Requirements —
Wherever the word "资料来源" shows up in a line, please copy that line.

Given records —
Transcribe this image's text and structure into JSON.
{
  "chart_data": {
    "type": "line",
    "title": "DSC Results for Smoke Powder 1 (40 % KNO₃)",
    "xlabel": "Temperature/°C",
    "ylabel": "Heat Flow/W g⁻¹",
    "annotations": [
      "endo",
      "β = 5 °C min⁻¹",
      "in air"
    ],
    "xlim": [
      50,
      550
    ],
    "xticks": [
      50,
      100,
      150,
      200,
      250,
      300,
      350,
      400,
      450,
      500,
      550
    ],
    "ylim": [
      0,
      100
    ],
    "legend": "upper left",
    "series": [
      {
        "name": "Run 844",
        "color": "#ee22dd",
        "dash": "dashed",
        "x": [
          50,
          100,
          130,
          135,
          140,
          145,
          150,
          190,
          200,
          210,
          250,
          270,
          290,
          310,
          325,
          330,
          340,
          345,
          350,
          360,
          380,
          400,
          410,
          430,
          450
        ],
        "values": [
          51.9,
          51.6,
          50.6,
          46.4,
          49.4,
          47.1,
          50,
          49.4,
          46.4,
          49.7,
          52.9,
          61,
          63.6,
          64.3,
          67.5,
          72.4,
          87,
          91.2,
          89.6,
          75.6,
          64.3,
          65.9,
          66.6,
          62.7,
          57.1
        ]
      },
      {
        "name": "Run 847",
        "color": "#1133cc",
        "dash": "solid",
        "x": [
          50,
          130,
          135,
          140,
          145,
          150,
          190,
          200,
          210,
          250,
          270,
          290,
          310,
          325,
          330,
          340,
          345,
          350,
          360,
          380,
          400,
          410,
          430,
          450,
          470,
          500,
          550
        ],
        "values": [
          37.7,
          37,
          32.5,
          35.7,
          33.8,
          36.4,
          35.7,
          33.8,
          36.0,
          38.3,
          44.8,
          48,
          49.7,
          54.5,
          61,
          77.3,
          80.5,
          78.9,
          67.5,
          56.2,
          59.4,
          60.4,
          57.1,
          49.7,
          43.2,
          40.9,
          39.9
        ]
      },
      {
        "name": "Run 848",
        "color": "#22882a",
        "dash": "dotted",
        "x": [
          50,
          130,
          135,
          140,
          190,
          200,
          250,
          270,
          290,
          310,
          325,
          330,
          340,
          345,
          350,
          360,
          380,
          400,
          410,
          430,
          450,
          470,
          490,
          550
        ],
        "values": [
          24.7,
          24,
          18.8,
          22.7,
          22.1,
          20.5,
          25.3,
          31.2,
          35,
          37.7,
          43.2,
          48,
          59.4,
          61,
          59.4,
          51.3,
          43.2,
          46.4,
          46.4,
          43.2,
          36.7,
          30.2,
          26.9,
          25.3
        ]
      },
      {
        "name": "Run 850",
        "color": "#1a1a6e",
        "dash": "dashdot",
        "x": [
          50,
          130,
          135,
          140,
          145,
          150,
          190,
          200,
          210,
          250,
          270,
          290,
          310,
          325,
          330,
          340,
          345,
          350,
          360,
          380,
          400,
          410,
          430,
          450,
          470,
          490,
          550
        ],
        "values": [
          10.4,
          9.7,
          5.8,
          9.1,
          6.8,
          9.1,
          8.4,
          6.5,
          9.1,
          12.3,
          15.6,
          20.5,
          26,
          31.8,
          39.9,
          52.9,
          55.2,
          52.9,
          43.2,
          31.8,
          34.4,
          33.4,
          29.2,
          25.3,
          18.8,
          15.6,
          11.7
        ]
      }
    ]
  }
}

--

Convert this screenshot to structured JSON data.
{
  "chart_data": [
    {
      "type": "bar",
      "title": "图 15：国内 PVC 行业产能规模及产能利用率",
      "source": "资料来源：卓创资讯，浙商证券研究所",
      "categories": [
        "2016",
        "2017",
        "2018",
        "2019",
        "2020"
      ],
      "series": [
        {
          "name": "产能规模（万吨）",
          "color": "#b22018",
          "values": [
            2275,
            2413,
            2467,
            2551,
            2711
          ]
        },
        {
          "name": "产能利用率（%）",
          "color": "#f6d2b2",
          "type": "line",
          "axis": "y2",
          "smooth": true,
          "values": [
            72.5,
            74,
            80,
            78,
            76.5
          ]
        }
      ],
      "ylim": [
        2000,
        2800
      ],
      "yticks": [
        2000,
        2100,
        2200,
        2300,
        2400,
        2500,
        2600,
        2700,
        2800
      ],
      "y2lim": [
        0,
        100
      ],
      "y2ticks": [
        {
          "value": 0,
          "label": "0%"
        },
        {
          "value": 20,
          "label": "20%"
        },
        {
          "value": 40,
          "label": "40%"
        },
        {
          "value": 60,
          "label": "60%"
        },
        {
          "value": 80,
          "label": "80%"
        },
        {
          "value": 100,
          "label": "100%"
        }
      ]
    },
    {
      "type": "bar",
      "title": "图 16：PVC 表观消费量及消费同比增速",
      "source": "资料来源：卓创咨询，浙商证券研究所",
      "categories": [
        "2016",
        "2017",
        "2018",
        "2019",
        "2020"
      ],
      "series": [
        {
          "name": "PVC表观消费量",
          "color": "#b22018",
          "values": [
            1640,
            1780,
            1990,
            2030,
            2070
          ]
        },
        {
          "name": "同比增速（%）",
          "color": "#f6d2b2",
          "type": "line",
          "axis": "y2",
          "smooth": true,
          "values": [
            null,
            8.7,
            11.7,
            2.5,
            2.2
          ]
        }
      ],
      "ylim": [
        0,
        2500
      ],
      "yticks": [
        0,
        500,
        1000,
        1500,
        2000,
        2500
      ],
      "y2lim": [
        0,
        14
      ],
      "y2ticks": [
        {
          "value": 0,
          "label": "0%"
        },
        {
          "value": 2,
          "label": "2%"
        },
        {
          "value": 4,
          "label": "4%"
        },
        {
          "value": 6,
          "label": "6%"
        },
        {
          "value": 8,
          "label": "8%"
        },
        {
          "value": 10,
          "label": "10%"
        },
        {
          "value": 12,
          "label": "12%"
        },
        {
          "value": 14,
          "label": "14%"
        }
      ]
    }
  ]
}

==

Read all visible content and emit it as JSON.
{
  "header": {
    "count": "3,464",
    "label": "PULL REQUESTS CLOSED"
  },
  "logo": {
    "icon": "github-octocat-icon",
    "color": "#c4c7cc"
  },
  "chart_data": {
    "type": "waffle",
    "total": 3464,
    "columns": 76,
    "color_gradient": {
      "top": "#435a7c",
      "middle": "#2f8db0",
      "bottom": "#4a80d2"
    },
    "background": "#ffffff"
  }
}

Full answer —
      "source": "资料来源：卓创资讯，浙商证券研究所",
      "source": "资料来源：卓创咨询，浙商证券研究所",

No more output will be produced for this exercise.